Quote verbatim the lines below, beginning with the line that contains "x-tick-label: 10: [626, 860, 691, 925]" and ending with the final line, both included.
#### EXERCISE DATA ####
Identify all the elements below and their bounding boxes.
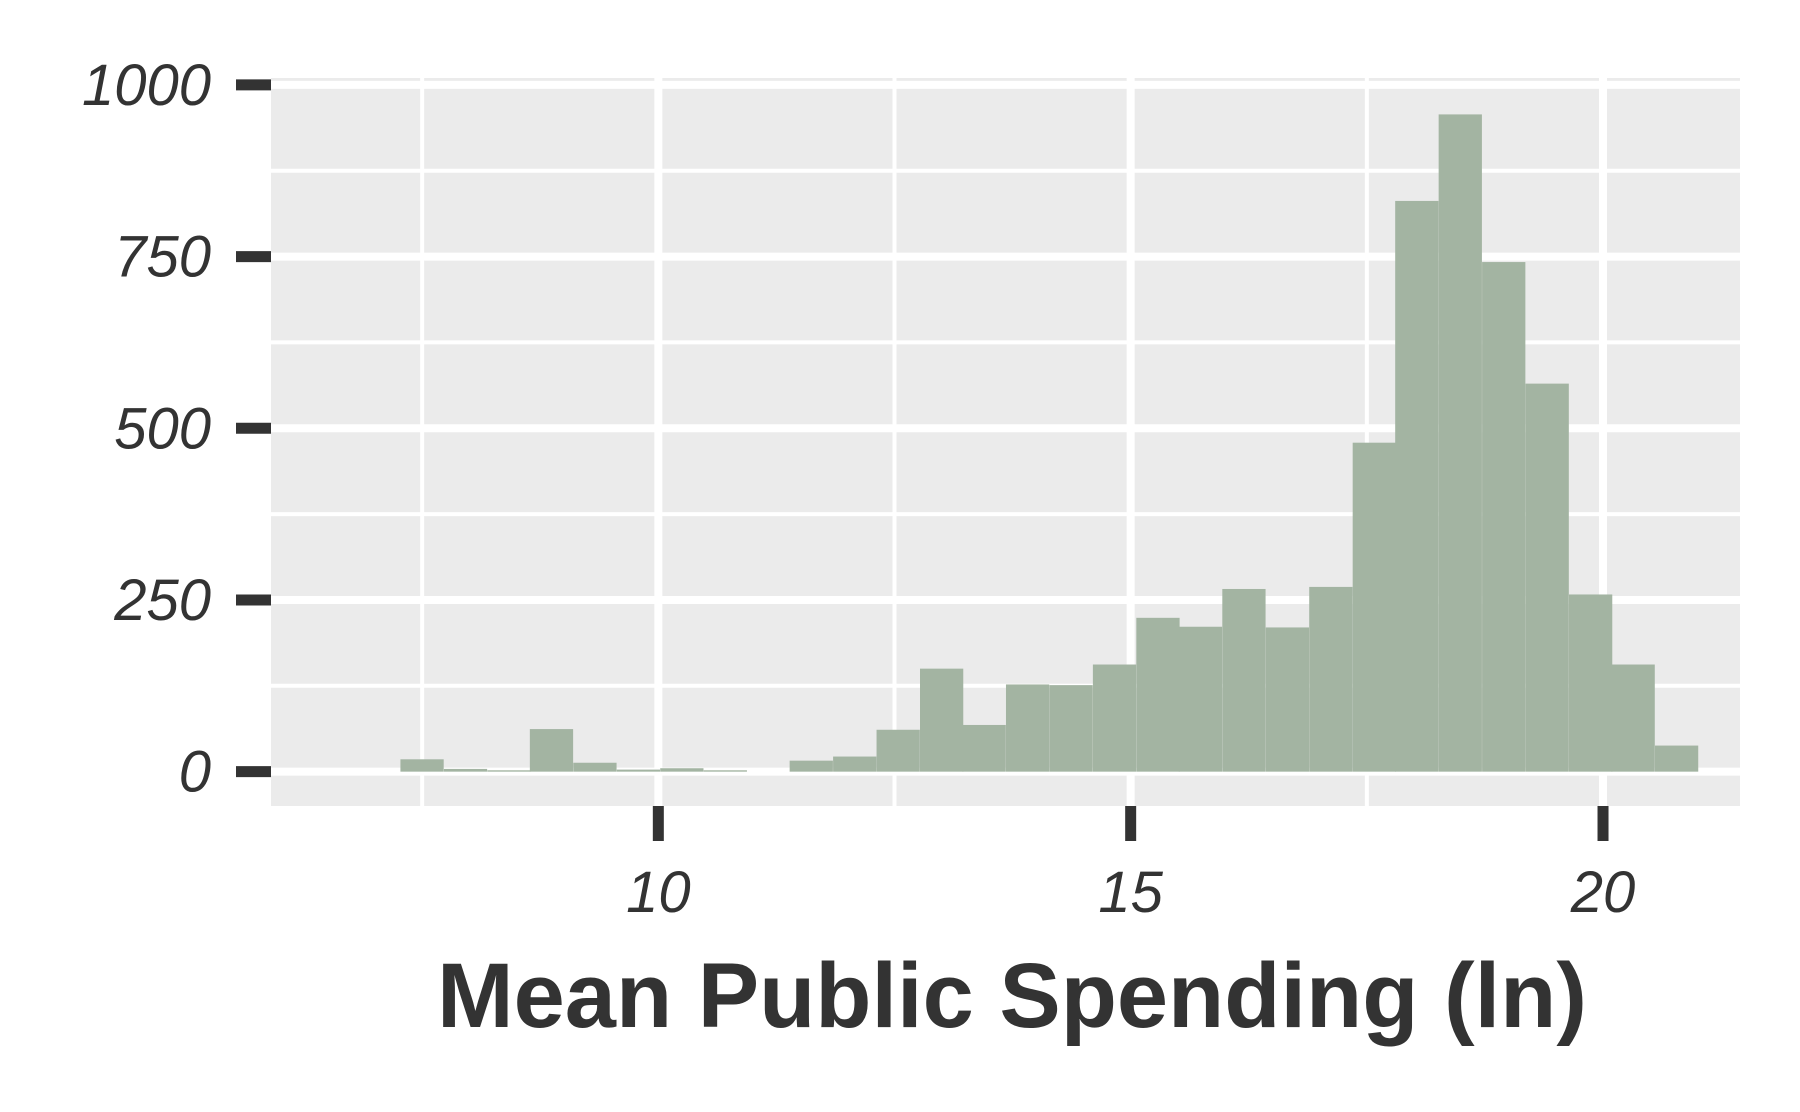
x-tick-label: 10: [626, 860, 691, 925]
histogram-bar: [789, 760, 833, 772]
histogram-bar: [660, 768, 704, 772]
histogram-bar: [1395, 200, 1439, 772]
histogram-bar: [703, 770, 747, 772]
histogram-bar: [1525, 383, 1569, 772]
histogram-bar: [443, 768, 488, 772]
y-tick-label: 1000: [82, 53, 211, 118]
x-tick-label: 15: [1098, 860, 1163, 925]
histogram-bar: [616, 769, 661, 772]
histogram-bar: [1265, 627, 1310, 772]
histogram-bar: [920, 668, 964, 772]
y-tick-label: 750: [114, 225, 211, 290]
x-tick-label: 20: [1570, 860, 1636, 925]
y-tick-label: 0: [179, 740, 211, 805]
histogram-bar: [833, 756, 877, 772]
y-tick-label: 500: [114, 396, 211, 461]
x-axis-title: Mean Public Spending (ln): [437, 945, 1587, 1047]
histogram-bar: [876, 729, 920, 772]
y-tick-label: 250: [113, 568, 211, 633]
histogram-bar: [400, 759, 444, 772]
histogram-bar: [1352, 442, 1396, 772]
histogram-bar: [1005, 684, 1050, 772]
histogram-bar: [1438, 114, 1482, 772]
histogram-bar: [1654, 745, 1699, 772]
histogram-bar: [1222, 588, 1266, 772]
histogram-bar: [1136, 617, 1180, 772]
histogram-bar: [1092, 664, 1137, 772]
histogram-bar: [1049, 685, 1093, 772]
histogram-bar: [962, 724, 1006, 772]
histogram-bar: [573, 762, 617, 772]
histogram-bar: [487, 770, 531, 772]
histogram-bar: [1569, 594, 1613, 772]
histogram-bar: [529, 729, 574, 772]
histogram-bar: [1482, 262, 1526, 772]
histogram-bar: [1611, 664, 1655, 772]
histogram-bar: [1178, 626, 1223, 772]
histogram-bar: [1309, 586, 1353, 772]
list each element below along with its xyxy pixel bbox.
####
• RESULT OF THIS TASK:
x-tick-label: 10: [626, 860, 691, 925]
histogram-bar: [789, 760, 833, 772]
histogram-bar: [660, 768, 704, 772]
histogram-bar: [1395, 200, 1439, 772]
histogram-bar: [703, 770, 747, 772]
histogram-bar: [1525, 383, 1569, 772]
histogram-bar: [443, 768, 488, 772]
y-tick-label: 1000: [82, 53, 211, 118]
x-tick-label: 15: [1098, 860, 1163, 925]
histogram-bar: [616, 769, 661, 772]
histogram-bar: [1265, 627, 1310, 772]
histogram-bar: [920, 668, 964, 772]
y-tick-label: 750: [114, 225, 211, 290]
x-tick-label: 20: [1570, 860, 1636, 925]
y-tick-label: 0: [179, 740, 211, 805]
histogram-bar: [833, 756, 877, 772]
y-tick-label: 500: [114, 396, 211, 461]
x-axis-title: Mean Public Spending (ln): [437, 945, 1587, 1047]
histogram-bar: [876, 729, 920, 772]
y-tick-label: 250: [113, 568, 211, 633]
histogram-bar: [400, 759, 444, 772]
histogram-bar: [1352, 442, 1396, 772]
histogram-bar: [1005, 684, 1050, 772]
histogram-bar: [1438, 114, 1482, 772]
histogram-bar: [1654, 745, 1699, 772]
histogram-bar: [1222, 588, 1266, 772]
histogram-bar: [1136, 617, 1180, 772]
histogram-bar: [1092, 664, 1137, 772]
histogram-bar: [1049, 685, 1093, 772]
histogram-bar: [962, 724, 1006, 772]
histogram-bar: [573, 762, 617, 772]
histogram-bar: [487, 770, 531, 772]
histogram-bar: [1569, 594, 1613, 772]
histogram-bar: [529, 729, 574, 772]
histogram-bar: [1482, 262, 1526, 772]
histogram-bar: [1611, 664, 1655, 772]
histogram-bar: [1178, 626, 1223, 772]
histogram-bar: [1309, 586, 1353, 772]
list each element below along with its xyxy pixel bbox.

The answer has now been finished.